Aufnahme läuft!
ATR-Vordenker Markolf Heimann nennt es „ein Experiment“: Für ein paar Stunden wurde die ATR-Villa in Eltville zum Aufnahmestudio, zum Schauplatz einer Live-LP-Produktion. Die Protagonisten: De-Phazz.
De-Phazz
Loungejazz-Experten aus Heidelberg, die seinerzeit mit „The Mambo Craze“ wochenlang die deutschen Popcharts anführten. An den Reglern: der „Sommelier du Son“ alias Dirk Sommer. Das Ziel: die Veröffentlichung einer rein analog produzierten De-Phazz-LP im Herbst 2023.
„Läuft das Band?“, fragt Schlagzeuger Oli Rubow. Eine Sekunde später kommt aus dem Nebenraum die Bestätigung von Dirk Sommer: „Band läuft“. Die Aufnahmesession kann beginnen, an deren Ende elf Songs auf Tonband gespeichert sein werden. Die Bänder laufen mit 38 Zentimetern pro Sekunde, bei der streng stereofonen Aufnahme verlässt sich Sommer auf zwei parallel am Mischpult hängende Studer-Bandmaschinen vom Typ A810. Studio-Equipment in unkaputtbarer Tresortür-Qualität aus der Schweiz. Die Consumer-Versionen dieser Geräte für die Ewigkeit werden unter dem Markennamen Revox verkauft, Präzision und Langlebigkeit stehen bei den Rundfunk-erprobten „Panzern“ vor allem anderen.
Eigene Plattenproduktionen hat der Vertrieb ATR schon seit längerer Zeit im Portfolio. Nun soll die schmucke Jugendstil-Villa im hessischen Eltville am Rhein ihre Qualitäten als Aufnahmestudio unter Beweis stellen. Der Auftritt der Heidelberger Kult-Jazzband De-Phazz ist, wenn alles gut läuft, nur der Auftakt zu einer Reihe ähnlich gearteter Projekte, mit denen Markolf Heimann die Attraktivität des Themas „Stereofonie“ steigern und den Lifestyle-Aspekt von hochwertiger Musikaufzeichnung und -wiedergabe stärker ins Bewusstsein rücken will.
Geregelte Abläufe
Zum Konzept gehört, dass diese Aufnahmesitzung vor eingeladenen Gästen stattfindet. Die bekommen vorab genaue Verhaltensregeln mit: Den Zwischenapplaus, der bei Jazzkonzerten fast schon zum guten Ton gehört, soll sich das Publikum bis zum jeweiligen Ende der musikalischen Nummern aufsparen. Die Stücke selbst sollen ausklingen dürfen, ehe die Menschen zu klatschen beginnen. Applaudiert wird erst auf ein Zeichen von Trompeter Joo Kraus – was auf Anhieb funktioniert. Mit dem Saxofonisten Marcus Bartelt, Markus Lang an Fender Rhodes und Yamaha-Flügel sowie Bernd Windisch am E-Bass serviert die Band sehr entspannte, sehr chillige Loungejazz-Stücke mit Anspruch. Da dürfen sich auch einmal gewollte Dissonanzen in den Wohlklang schleichen, dürfen rhythmische und harmonische Kanten zum Vorschein kommen.

════════

SCHRIFTLICHE AUFGABE A —
Schreib die Zeilen der Auflistung wortgetreu ab. Fang bei der Zeile mit „List all visible“ an und hör nach der Zeile mit „table-row bbox=[10, 201, 1010, 227]“ auf.

════════

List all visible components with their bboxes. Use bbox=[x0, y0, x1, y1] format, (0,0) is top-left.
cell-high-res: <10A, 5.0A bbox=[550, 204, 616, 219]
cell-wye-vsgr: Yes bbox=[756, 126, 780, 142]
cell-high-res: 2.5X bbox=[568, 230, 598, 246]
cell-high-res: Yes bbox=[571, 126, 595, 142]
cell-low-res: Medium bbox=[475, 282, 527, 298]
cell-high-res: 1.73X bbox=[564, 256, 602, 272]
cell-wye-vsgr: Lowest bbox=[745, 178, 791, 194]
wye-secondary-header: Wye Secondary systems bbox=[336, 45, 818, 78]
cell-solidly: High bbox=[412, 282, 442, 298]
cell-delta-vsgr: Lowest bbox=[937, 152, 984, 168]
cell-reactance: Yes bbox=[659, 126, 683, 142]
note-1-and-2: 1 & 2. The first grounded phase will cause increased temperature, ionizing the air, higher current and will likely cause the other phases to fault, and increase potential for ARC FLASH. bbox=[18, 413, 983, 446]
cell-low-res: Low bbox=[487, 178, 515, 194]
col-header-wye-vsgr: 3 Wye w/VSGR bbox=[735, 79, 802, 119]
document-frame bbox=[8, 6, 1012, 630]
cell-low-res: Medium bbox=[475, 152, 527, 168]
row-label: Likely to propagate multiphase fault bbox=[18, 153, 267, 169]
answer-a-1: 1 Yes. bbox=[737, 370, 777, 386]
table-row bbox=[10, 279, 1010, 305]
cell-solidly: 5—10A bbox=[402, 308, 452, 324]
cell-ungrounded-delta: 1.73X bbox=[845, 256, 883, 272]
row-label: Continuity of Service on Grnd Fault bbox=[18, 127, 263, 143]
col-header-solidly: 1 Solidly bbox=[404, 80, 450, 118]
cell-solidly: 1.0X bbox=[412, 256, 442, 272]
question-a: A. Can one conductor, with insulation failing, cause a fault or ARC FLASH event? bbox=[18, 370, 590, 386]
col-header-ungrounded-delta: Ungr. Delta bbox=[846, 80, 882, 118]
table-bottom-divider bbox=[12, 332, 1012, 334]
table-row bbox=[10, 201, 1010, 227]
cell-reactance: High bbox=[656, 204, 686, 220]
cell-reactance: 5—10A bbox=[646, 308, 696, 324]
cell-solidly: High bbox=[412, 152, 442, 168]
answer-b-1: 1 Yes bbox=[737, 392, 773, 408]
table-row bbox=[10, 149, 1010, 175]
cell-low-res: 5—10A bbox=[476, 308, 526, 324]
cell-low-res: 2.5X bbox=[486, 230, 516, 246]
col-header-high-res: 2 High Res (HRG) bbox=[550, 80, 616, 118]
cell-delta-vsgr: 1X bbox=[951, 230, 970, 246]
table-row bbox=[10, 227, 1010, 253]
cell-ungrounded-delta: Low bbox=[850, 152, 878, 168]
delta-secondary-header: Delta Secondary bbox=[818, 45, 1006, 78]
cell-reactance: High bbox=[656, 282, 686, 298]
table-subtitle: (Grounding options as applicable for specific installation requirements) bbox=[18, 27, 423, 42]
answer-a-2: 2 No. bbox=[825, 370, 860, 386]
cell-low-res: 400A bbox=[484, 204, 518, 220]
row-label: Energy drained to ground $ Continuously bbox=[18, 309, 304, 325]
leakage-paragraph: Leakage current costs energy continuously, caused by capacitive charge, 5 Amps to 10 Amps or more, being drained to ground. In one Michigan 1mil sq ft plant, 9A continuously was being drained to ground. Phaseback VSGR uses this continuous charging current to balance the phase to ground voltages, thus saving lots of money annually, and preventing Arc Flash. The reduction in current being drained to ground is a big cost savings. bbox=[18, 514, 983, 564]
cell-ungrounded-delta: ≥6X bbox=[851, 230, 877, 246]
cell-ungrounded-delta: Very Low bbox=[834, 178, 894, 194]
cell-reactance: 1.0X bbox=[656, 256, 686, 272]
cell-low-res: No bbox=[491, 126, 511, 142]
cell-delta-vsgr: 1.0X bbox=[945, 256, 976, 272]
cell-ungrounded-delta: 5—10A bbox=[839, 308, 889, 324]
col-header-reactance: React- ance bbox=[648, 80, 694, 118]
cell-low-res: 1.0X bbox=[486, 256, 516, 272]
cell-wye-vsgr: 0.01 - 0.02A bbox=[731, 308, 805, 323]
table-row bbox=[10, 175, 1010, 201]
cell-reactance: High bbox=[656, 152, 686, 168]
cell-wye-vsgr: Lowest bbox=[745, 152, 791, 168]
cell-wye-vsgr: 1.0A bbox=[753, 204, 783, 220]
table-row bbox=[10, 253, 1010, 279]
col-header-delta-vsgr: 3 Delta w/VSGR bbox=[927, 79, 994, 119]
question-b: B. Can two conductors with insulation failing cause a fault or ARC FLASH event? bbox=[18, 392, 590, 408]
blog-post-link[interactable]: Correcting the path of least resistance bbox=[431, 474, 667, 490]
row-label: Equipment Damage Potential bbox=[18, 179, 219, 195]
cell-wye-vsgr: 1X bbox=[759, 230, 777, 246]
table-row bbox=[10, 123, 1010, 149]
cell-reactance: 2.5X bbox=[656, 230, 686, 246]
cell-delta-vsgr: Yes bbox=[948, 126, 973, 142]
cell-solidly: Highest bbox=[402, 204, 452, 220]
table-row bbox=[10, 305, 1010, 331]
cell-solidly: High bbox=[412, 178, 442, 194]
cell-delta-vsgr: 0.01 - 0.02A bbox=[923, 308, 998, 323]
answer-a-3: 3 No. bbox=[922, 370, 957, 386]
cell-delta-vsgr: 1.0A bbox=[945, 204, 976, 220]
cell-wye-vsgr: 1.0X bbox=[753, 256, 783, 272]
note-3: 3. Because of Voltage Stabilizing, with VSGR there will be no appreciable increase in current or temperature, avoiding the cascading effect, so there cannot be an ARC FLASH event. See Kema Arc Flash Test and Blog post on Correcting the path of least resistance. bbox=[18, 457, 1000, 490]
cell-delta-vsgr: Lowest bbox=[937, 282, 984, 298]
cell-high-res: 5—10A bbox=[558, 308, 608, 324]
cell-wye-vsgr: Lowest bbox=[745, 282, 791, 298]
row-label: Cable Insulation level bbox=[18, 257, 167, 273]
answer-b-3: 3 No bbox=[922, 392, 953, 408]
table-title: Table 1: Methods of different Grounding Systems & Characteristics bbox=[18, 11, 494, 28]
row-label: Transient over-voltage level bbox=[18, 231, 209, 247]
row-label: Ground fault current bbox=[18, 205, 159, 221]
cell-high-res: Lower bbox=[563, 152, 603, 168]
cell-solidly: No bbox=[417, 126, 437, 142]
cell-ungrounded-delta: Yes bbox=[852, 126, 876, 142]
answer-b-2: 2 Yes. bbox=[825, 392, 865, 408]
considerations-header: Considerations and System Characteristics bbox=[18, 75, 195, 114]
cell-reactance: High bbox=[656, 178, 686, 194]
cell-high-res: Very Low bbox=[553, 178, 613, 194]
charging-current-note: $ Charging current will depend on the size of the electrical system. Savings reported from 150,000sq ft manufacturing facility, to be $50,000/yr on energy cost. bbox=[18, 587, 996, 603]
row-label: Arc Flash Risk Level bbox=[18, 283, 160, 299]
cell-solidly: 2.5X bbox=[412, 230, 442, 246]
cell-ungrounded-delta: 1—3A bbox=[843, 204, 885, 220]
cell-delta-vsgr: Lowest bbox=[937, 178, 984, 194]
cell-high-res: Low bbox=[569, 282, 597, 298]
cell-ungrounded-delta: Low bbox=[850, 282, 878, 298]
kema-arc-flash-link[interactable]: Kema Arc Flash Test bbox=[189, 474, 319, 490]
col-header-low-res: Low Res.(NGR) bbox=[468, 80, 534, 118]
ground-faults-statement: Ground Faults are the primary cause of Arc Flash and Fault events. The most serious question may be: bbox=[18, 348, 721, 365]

════════

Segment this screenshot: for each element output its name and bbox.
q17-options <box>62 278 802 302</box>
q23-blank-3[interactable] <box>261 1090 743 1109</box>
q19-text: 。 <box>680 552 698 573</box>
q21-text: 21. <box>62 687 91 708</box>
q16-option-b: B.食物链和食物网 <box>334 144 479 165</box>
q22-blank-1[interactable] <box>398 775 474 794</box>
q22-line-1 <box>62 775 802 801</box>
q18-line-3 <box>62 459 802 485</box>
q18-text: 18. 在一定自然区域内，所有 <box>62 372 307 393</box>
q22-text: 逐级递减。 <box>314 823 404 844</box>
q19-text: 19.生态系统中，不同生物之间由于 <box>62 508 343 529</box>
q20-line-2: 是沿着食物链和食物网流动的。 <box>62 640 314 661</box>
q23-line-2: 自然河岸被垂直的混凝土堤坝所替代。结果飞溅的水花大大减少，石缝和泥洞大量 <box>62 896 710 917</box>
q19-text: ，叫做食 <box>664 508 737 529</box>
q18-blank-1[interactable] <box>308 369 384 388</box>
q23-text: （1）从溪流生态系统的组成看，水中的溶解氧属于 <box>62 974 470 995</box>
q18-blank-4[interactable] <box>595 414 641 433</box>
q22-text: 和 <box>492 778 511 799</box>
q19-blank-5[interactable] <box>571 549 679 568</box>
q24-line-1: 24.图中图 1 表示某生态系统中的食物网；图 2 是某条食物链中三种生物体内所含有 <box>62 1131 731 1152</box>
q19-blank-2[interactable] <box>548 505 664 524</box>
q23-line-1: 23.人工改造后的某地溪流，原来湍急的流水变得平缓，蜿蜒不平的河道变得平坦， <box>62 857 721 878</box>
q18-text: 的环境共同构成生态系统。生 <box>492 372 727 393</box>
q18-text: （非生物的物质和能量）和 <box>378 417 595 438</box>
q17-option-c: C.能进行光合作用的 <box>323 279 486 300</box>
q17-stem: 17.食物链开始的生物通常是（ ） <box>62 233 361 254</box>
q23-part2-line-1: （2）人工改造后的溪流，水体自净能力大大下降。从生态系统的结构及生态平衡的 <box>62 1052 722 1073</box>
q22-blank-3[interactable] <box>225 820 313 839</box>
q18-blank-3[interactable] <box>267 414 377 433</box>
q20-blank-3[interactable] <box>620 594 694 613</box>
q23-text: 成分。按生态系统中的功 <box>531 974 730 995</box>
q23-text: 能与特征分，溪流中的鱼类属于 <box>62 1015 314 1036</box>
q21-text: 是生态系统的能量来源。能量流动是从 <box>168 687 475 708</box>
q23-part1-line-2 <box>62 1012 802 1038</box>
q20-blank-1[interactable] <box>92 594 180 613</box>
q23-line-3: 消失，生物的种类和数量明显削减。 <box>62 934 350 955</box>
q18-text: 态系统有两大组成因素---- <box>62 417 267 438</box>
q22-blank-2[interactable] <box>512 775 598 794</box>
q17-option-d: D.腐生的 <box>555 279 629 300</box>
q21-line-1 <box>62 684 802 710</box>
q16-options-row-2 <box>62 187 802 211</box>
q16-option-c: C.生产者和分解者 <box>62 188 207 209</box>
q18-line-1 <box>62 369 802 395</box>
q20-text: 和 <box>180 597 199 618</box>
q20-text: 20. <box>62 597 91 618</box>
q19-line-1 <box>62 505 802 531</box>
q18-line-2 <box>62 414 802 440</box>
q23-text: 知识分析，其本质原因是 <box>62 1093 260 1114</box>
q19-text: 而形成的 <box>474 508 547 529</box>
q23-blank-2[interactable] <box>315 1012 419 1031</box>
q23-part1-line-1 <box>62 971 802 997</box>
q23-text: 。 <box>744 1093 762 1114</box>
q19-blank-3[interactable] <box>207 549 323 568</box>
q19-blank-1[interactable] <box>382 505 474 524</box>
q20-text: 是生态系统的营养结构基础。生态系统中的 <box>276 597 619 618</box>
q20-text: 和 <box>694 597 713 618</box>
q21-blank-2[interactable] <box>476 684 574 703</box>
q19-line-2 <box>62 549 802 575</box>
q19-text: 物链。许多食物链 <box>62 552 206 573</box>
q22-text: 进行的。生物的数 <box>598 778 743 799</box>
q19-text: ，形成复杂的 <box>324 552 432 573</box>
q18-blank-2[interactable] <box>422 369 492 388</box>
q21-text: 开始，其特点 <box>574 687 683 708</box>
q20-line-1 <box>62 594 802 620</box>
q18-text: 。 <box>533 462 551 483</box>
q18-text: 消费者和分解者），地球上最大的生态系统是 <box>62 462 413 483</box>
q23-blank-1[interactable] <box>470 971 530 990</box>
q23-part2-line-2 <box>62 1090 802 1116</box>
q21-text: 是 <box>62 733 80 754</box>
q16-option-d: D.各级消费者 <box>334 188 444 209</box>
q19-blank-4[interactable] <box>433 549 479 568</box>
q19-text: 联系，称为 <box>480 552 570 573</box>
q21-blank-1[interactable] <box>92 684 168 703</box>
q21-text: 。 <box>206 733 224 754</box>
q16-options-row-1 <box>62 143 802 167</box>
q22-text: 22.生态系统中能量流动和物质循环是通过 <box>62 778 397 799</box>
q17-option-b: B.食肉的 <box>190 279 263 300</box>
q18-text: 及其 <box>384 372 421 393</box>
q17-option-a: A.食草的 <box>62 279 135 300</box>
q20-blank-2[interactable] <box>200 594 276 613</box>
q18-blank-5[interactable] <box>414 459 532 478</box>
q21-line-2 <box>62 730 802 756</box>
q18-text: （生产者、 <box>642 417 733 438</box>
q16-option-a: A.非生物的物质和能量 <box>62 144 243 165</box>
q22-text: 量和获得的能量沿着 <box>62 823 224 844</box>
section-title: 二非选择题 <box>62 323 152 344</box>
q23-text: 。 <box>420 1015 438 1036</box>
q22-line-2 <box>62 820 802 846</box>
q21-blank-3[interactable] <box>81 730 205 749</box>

════════

SCHRIFTLICHE AUFGABE B —
Gib den Auszug ab den Worten „ATR-Vordenker Markolf Heimann“ bis einschließlich „Die Protagonisten: De-Phazz.“ wieder und tausch dabei „Aufnahmestudio“ gegen „Tonstudio“ aus.

SCHRIFTLICHE ANTWORT A —
List all visible components with their bboxes. Use bbox=[x0, y0, x1, y1] format, (0,0) is top-left.
cell-high-res: <10A, 5.0A bbox=[550, 204, 616, 219]
cell-wye-vsgr: Yes bbox=[756, 126, 780, 142]
cell-high-res: 2.5X bbox=[568, 230, 598, 246]
cell-high-res: Yes bbox=[571, 126, 595, 142]
cell-low-res: Medium bbox=[475, 282, 527, 298]
cell-high-res: 1.73X bbox=[564, 256, 602, 272]
cell-wye-vsgr: Lowest bbox=[745, 178, 791, 194]
wye-secondary-header: Wye Secondary systems bbox=[336, 45, 818, 78]
cell-solidly: High bbox=[412, 282, 442, 298]
cell-delta-vsgr: Lowest bbox=[937, 152, 984, 168]
cell-reactance: Yes bbox=[659, 126, 683, 142]
note-1-and-2: 1 & 2. The first grounded phase will cause increased temperature, ionizing the air, higher current and will likely cause the other phases to fault, and increase potential for ARC FLASH. bbox=[18, 413, 983, 446]
cell-low-res: Low bbox=[487, 178, 515, 194]
col-header-wye-vsgr: 3 Wye w/VSGR bbox=[735, 79, 802, 119]
document-frame bbox=[8, 6, 1012, 630]
cell-low-res: Medium bbox=[475, 152, 527, 168]
row-label: Likely to propagate multiphase fault bbox=[18, 153, 267, 169]
answer-a-1: 1 Yes. bbox=[737, 370, 777, 386]
table-row bbox=[10, 279, 1010, 305]
cell-solidly: 5—10A bbox=[402, 308, 452, 324]
cell-ungrounded-delta: 1.73X bbox=[845, 256, 883, 272]
row-label: Continuity of Service on Grnd Fault bbox=[18, 127, 263, 143]
col-header-solidly: 1 Solidly bbox=[404, 80, 450, 118]
cell-solidly: 1.0X bbox=[412, 256, 442, 272]
question-a: A. Can one conductor, with insulation failing, cause a fault or ARC FLASH event? bbox=[18, 370, 590, 386]
col-header-ungrounded-delta: Ungr. Delta bbox=[846, 80, 882, 118]
table-bottom-divider bbox=[12, 332, 1012, 334]
table-row bbox=[10, 201, 1010, 227]

SCHRIFTLICHE ANTWORT B —
ATR-Vordenker Markolf Heimann nennt es „ein Experiment“: Für ein paar Stunden wurde die ATR-Villa in Eltville zum Tonstudio, zum Schauplatz einer Live-LP-Produktion. Die Protagonisten: De-Phazz.